Instructions for the task:
Reproduce exactly the lines from the one containing "What data populates" through the last line of the records below, both included. Leave out any pictures.

(Records about charts and figures)
+---+

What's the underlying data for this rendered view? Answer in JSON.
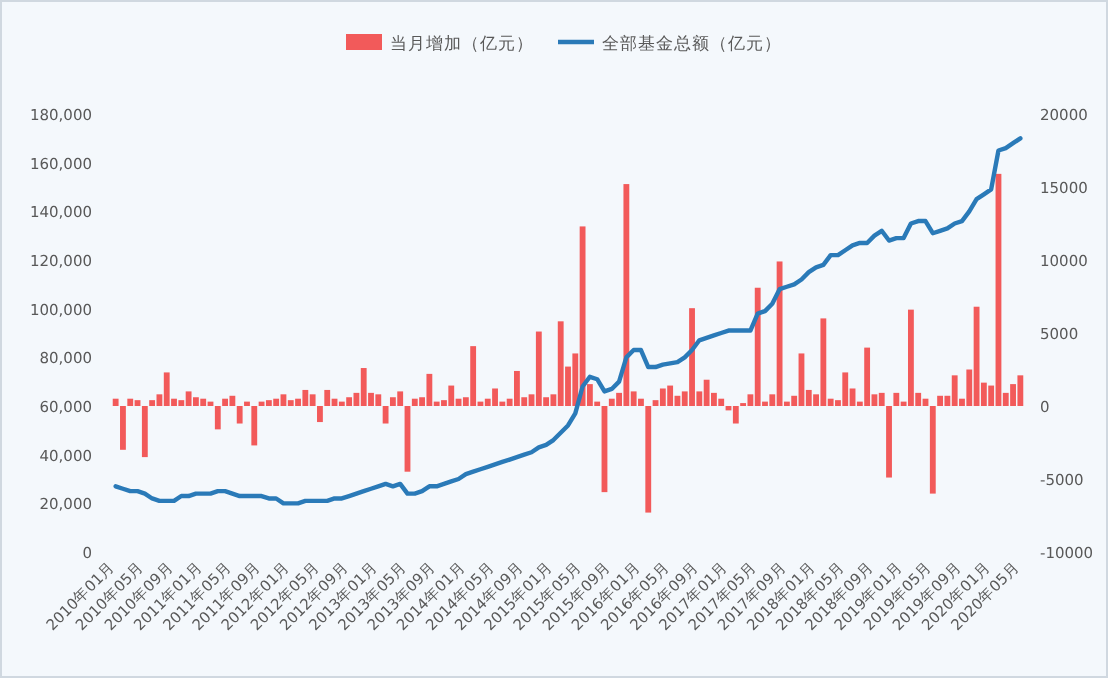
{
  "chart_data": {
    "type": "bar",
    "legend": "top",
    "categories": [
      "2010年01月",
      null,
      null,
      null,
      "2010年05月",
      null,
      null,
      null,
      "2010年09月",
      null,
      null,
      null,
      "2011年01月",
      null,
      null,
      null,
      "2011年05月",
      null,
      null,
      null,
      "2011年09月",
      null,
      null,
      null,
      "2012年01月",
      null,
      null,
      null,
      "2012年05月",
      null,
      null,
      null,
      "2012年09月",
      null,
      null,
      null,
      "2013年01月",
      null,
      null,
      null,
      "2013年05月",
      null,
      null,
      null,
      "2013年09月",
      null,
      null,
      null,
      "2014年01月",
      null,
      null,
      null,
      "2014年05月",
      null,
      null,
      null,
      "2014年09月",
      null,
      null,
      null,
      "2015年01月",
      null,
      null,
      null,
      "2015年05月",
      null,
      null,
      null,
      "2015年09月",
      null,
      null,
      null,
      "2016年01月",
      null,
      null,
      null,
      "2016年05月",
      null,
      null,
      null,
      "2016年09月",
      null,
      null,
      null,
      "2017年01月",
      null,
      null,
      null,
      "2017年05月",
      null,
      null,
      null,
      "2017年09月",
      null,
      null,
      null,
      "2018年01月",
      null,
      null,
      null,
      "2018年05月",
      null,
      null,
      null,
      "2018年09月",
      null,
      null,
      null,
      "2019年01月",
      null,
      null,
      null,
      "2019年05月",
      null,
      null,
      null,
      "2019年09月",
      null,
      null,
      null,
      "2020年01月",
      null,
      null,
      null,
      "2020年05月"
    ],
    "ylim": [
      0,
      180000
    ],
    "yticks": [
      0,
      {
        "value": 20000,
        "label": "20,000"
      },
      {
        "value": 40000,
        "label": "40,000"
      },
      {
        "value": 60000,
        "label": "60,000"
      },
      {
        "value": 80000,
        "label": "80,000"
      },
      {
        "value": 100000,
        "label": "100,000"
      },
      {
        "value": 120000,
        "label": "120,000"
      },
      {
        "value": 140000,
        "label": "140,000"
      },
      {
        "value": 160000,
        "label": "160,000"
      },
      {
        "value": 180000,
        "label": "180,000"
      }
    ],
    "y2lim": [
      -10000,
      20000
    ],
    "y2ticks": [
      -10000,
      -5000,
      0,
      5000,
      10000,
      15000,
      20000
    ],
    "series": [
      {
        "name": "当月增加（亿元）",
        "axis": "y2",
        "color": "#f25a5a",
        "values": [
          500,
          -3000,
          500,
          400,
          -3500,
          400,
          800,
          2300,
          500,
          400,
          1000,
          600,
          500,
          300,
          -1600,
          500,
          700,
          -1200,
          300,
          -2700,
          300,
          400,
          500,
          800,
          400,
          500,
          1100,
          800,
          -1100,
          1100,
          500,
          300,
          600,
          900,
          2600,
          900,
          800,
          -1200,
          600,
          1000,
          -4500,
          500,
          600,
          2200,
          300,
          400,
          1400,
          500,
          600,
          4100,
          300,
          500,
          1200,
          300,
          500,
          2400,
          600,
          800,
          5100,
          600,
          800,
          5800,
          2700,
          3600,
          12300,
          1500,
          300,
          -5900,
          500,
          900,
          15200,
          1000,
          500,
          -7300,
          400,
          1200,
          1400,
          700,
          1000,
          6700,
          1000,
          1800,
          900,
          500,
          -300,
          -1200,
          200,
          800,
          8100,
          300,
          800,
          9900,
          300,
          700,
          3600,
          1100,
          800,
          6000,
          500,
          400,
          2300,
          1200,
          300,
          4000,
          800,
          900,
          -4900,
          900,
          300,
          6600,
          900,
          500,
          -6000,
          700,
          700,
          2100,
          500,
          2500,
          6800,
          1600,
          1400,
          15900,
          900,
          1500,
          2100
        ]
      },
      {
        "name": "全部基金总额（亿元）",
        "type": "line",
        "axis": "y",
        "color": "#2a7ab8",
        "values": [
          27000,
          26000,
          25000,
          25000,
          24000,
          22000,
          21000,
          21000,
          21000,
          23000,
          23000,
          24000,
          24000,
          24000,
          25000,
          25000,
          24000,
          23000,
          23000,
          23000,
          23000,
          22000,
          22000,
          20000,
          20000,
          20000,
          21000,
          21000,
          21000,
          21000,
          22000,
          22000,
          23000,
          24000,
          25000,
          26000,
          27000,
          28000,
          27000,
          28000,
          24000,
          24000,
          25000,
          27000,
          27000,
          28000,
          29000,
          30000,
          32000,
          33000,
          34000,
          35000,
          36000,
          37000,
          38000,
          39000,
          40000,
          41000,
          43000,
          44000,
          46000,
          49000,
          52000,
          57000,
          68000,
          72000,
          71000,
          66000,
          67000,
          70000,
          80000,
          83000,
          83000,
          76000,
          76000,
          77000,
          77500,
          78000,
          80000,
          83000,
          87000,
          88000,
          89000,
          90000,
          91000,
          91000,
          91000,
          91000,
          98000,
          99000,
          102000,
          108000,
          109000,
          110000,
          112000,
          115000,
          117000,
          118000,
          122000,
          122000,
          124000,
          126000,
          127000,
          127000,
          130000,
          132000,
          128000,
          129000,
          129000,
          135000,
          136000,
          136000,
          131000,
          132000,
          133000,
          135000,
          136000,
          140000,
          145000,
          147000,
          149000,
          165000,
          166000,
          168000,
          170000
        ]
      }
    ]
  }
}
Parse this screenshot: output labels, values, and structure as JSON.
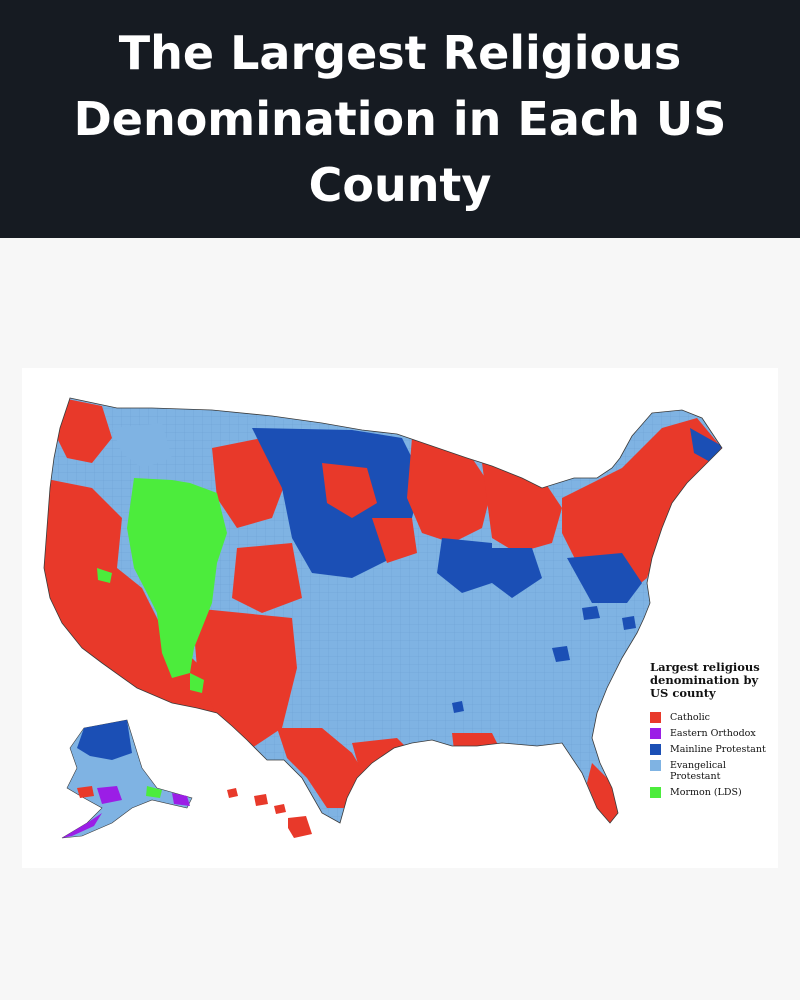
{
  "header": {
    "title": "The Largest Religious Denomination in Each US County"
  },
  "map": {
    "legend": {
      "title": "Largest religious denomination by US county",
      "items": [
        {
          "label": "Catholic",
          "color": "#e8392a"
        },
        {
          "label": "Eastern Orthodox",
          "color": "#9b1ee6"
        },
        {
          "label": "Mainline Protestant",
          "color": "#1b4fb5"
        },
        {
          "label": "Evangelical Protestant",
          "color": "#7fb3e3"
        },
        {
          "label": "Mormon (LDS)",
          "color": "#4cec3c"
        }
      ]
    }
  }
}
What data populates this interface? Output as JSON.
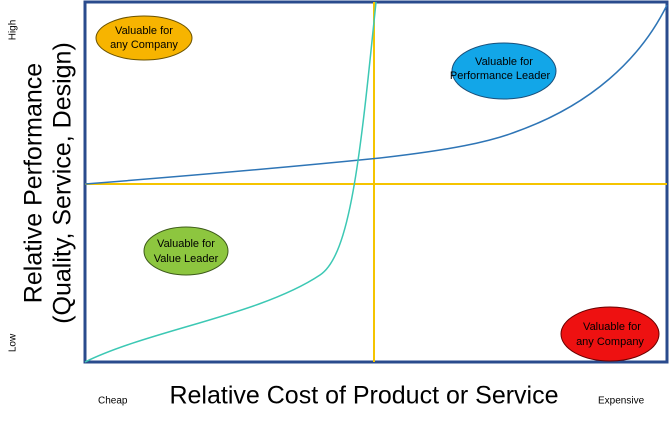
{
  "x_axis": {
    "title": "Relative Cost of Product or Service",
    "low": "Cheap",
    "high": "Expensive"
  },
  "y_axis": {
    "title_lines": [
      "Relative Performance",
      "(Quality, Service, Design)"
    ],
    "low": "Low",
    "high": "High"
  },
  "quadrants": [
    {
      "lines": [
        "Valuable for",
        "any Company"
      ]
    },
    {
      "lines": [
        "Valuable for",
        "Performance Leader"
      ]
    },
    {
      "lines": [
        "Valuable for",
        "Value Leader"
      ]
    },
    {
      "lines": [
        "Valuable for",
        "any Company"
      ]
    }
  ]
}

+---+

Exercise answer:
What data populates this interface? Output as JSON.
{
  "x_axis": {
    "title": "Relative Cost of Product or Service",
    "low": "Cheap",
    "high": "Expensive"
  },
  "y_axis": {
    "title_lines": [
      "Relative Performance",
      "(Quality, Service, Design)"
    ],
    "low": "Low",
    "high": "High"
  },
  "quadrants": [
    {
      "lines": [
        "Valuable for",
        "any Company"
      ]
    },
    {
      "lines": [
        "Valuable for",
        "Performance Leader"
      ]
    },
    {
      "lines": [
        "Valuable for",
        "Value Leader"
      ]
    },
    {
      "lines": [
        "Valuable for",
        "any Company"
      ]
    }
  ]
}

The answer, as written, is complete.